** WRITTEN PROBLEM **
Present the following entries again, word for word and in full.

** DATASET CONTENT **
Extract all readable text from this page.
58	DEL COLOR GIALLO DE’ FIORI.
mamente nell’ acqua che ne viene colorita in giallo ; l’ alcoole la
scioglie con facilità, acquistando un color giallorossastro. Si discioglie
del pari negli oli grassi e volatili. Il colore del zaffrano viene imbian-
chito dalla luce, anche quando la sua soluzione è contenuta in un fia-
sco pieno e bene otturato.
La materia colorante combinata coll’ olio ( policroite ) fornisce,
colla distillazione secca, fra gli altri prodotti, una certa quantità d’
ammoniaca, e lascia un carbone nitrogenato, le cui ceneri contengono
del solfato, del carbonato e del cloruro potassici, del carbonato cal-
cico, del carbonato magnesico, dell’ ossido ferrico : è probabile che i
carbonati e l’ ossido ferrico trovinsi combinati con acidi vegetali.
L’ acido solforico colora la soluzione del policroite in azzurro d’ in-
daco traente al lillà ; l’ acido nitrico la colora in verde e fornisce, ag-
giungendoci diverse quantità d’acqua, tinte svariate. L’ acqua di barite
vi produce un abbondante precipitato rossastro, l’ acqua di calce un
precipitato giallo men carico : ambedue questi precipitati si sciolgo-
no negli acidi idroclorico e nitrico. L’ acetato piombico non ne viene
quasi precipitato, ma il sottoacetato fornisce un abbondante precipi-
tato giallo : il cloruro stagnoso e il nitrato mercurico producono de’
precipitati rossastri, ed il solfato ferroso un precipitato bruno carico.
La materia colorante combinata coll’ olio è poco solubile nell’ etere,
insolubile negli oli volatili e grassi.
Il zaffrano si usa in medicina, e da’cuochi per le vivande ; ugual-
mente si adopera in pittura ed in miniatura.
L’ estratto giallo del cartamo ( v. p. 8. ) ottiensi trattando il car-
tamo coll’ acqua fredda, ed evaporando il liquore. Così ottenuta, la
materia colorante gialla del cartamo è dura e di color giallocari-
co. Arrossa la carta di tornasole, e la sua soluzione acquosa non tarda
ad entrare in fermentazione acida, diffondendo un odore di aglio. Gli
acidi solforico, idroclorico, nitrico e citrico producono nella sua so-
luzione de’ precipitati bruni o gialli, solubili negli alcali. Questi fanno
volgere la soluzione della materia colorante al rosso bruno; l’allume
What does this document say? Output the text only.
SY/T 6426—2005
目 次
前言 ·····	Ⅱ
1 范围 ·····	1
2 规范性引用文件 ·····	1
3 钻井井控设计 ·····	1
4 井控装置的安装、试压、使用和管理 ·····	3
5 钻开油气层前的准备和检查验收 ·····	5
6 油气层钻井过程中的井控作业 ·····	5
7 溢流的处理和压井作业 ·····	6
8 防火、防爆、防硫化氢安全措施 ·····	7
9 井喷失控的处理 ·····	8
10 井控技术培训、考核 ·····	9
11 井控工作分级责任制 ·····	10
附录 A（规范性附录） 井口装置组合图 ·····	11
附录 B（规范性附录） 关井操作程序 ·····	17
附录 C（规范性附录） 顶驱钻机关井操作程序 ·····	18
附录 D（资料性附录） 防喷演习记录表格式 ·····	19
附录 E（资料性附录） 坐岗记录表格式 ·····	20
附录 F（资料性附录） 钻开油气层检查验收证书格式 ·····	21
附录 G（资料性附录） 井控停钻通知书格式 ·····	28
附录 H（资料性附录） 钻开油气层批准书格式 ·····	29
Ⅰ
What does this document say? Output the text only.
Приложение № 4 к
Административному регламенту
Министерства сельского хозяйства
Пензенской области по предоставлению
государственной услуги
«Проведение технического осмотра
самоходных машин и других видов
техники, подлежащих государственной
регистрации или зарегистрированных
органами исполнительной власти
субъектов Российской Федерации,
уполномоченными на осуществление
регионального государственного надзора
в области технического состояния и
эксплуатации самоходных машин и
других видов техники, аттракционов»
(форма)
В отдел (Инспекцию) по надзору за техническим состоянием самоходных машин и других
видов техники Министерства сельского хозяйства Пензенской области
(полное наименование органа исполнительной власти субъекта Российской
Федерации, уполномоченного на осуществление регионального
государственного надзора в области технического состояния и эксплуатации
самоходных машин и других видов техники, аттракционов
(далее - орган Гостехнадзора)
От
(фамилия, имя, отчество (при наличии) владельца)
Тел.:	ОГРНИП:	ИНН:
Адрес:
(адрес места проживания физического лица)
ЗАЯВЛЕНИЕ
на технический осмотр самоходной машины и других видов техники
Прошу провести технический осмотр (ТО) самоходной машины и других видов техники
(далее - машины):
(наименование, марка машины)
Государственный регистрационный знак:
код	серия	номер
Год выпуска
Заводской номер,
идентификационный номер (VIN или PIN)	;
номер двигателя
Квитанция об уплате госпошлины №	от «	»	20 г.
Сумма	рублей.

** OUTPUT **
Extract all readable text from this page.
58	DEL COLOR GIALLO DE’ FIORI.
mamente nell’ acqua che ne viene colorita in giallo ; l’ alcoole la
scioglie con facilità, acquistando un color giallorossastro. Si discioglie
del pari negli oli grassi e volatili. Il colore del zaffrano viene imbian-
chito dalla luce, anche quando la sua soluzione è contenuta in un fia-
sco pieno e bene otturato.
La materia colorante combinata coll’ olio ( policroite ) fornisce,
colla distillazione secca, fra gli altri prodotti, una certa quantità d’
ammoniaca, e lascia un carbone nitrogenato, le cui ceneri contengono
del solfato, del carbonato e del cloruro potassici, del carbonato cal-
cico, del carbonato magnesico, dell’ ossido ferrico : è probabile che i
carbonati e l’ ossido ferrico trovinsi combinati con acidi vegetali.
L’ acido solforico colora la soluzione del policroite in azzurro d’ in-
daco traente al lillà ; l’ acido nitrico la colora in verde e fornisce, ag-
giungendoci diverse quantità d’acqua, tinte svariate. L’ acqua di barite
vi produce un abbondante precipitato rossastro, l’ acqua di calce un
precipitato giallo men carico : ambedue questi precipitati si sciolgo-
no negli acidi idroclorico e nitrico. L’ acetato piombico non ne viene
quasi precipitato, ma il sottoacetato fornisce un abbondante precipi-
tato giallo : il cloruro stagnoso e il nitrato mercurico producono de’
precipitati rossastri, ed il solfato ferroso un precipitato bruno carico.
La materia colorante combinata coll’ olio è poco solubile nell’ etere,
insolubile negli oli volatili e grassi.
Il zaffrano si usa in medicina, e da’cuochi per le vivande ; ugual-
mente si adopera in pittura ed in miniatura.
L’ estratto giallo del cartamo ( v. p. 8. ) ottiensi trattando il car-
tamo coll’ acqua fredda, ed evaporando il liquore. Così ottenuta, la
materia colorante gialla del cartamo è dura e di color giallocari-
co. Arrossa la carta di tornasole, e la sua soluzione acquosa non tarda
ad entrare in fermentazione acida, diffondendo un odore di aglio. Gli
acidi solforico, idroclorico, nitrico e citrico producono nella sua so-
luzione de’ precipitati bruni o gialli, solubili negli alcali. Questi fanno
volgere la soluzione della materia colorante al rosso bruno; l’allume
What does this document say? Output the text only.
SY/T 6426—2005
目 次
前言 ·····	Ⅱ
1 范围 ·····	1
2 规范性引用文件 ·····	1
3 钻井井控设计 ·····	1
4 井控装置的安装、试压、使用和管理 ·····	3
5 钻开油气层前的准备和检查验收 ·····	5
6 油气层钻井过程中的井控作业 ·····	5
7 溢流的处理和压井作业 ·····	6
8 防火、防爆、防硫化氢安全措施 ·····	7
9 井喷失控的处理 ·····	8
10 井控技术培训、考核 ·····	9
11 井控工作分级责任制 ·····	10
附录 A（规范性附录） 井口装置组合图 ·····	11
附录 B（规范性附录） 关井操作程序 ·····	17
附录 C（规范性附录） 顶驱钻机关井操作程序 ·····	18
附录 D（资料性附录） 防喷演习记录表格式 ·····	19
附录 E（资料性附录） 坐岗记录表格式 ·····	20
附录 F（资料性附录） 钻开油气层检查验收证书格式 ·····	21
附录 G（资料性附录） 井控停钻通知书格式 ·····	28
附录 H（资料性附录） 钻开油气层批准书格式 ·····	29
Ⅰ
What does this document say? Output the text only.
Приложение № 4 к
Административному регламенту
Министерства сельского хозяйства
Пензенской области по предоставлению
государственной услуги
«Проведение технического осмотра
самоходных машин и других видов
техники, подлежащих государственной
регистрации или зарегистрированных
органами исполнительной власти
субъектов Российской Федерации,
уполномоченными на осуществление
регионального государственного надзора
в области технического состояния и
эксплуатации самоходных машин и
других видов техники, аттракционов»
(форма)
В отдел (Инспекцию) по надзору за техническим состоянием самоходных машин и других
видов техники Министерства сельского хозяйства Пензенской области
(полное наименование органа исполнительной власти субъекта Российской
Федерации, уполномоченного на осуществление регионального
государственного надзора в области технического состояния и эксплуатации
самоходных машин и других видов техники, аттракционов
(далее - орган Гостехнадзора)
От
(фамилия, имя, отчество (при наличии) владельца)
Тел.:	ОГРНИП:	ИНН:
Адрес:
(адрес места проживания физического лица)
ЗАЯВЛЕНИЕ
на технический осмотр самоходной машины и других видов техники
Прошу провести технический осмотр (ТО) самоходной машины и других видов техники
(далее - машины):
(наименование, марка машины)
Государственный регистрационный знак:
код	серия	номер
Год выпуска
Заводской номер,
идентификационный номер (VIN или PIN)	;
номер двигателя
Квитанция об уплате госпошлины №	от «	»	20 г.
Сумма	рублей.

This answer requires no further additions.